Directions:
Restate the whole listing word for word. Pictures are left out.

(Recorded data)
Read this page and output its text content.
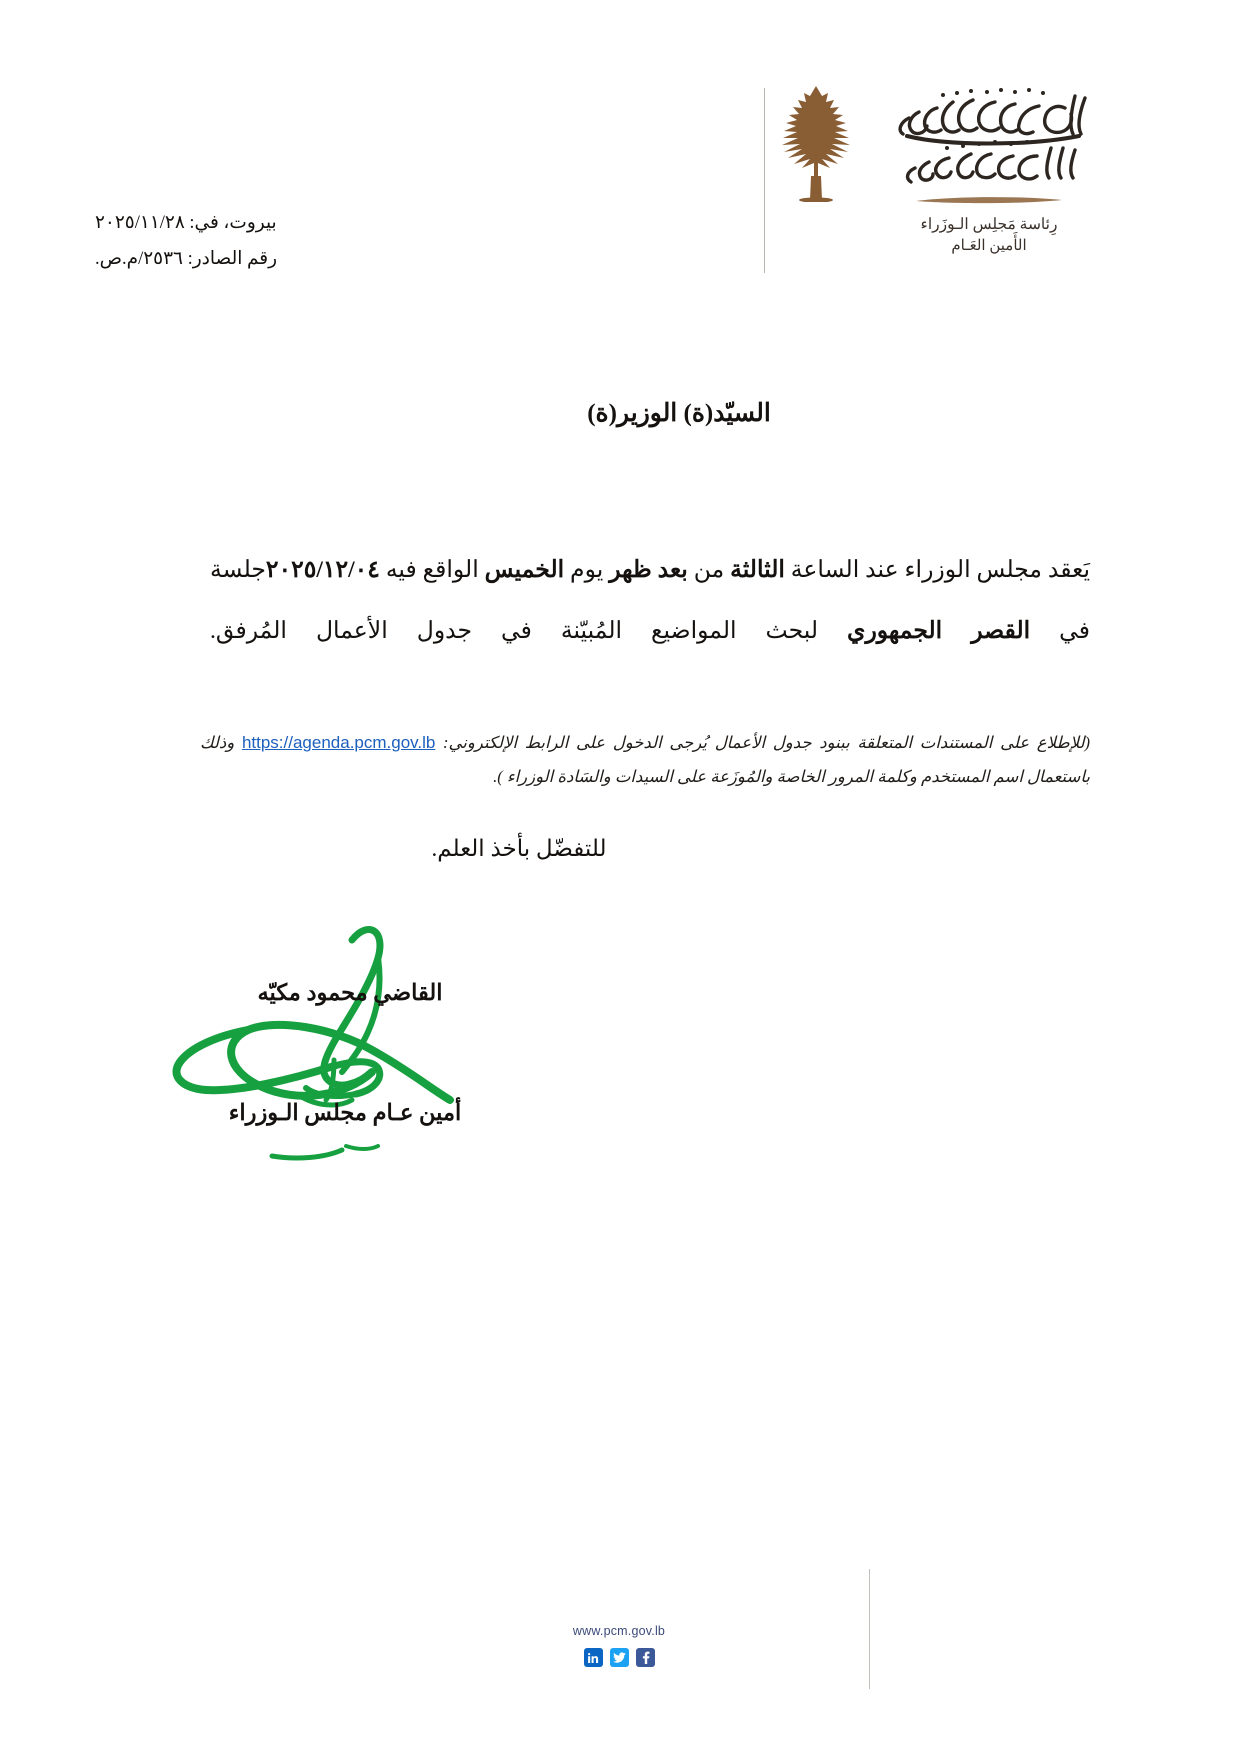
رِئاسة مَجلِس الـوزَراء
الأَمين العَـام
بيروت، في: ٢٠٢٥/١١/٢٨
رقم الصادر: ٢٥٣٦/م.ص.
السيّد(ة) الوزير(ة)

يَعقد مجلس الوزراء عند الساعة الثالثة من بعد ظهر يوم الخميس الواقع فيه ٢٠٢٥/١٢/٠٤جلسة في القصر الجمهوري لبحث المواضيع المُبيّنة في جدول الأعمال المُرفق.

(للإطلاع على المستندات المتعلقة ببنود جدول الأعمال يُرجى الدخول على الرابط الإلكتروني: https://agenda.pcm.gov.lb وذلك باستعمال اسم المستخدم وكلمة المرور الخاصة والمُوزَعة على السيدات والسَادة الوزراء ).
للتفضّل بأخذ العلم.
القاضي محمود مكيّه
أمين عـام مجلس الـوزراء
www.pcm.gov.lb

Result of this task:
Read this page and output its text content.
رِئاسة مَجلِس الـوزَراء
الأَمين العَـام
بيروت، في: ٢٠٢٥/١١/٢٨
رقم الصادر: ٢٥٣٦/م.ص.
السيّد(ة) الوزير(ة)

يَعقد مجلس الوزراء عند الساعة الثالثة من بعد ظهر يوم الخميس الواقع فيه ٢٠٢٥/١٢/٠٤جلسة في القصر الجمهوري لبحث المواضيع المُبيّنة في جدول الأعمال المُرفق.

(للإطلاع على المستندات المتعلقة ببنود جدول الأعمال يُرجى الدخول على الرابط الإلكتروني: https://agenda.pcm.gov.lb وذلك باستعمال اسم المستخدم وكلمة المرور الخاصة والمُوزَعة على السيدات والسَادة الوزراء ).
للتفضّل بأخذ العلم.
القاضي محمود مكيّه
أمين عـام مجلس الـوزراء
www.pcm.gov.lb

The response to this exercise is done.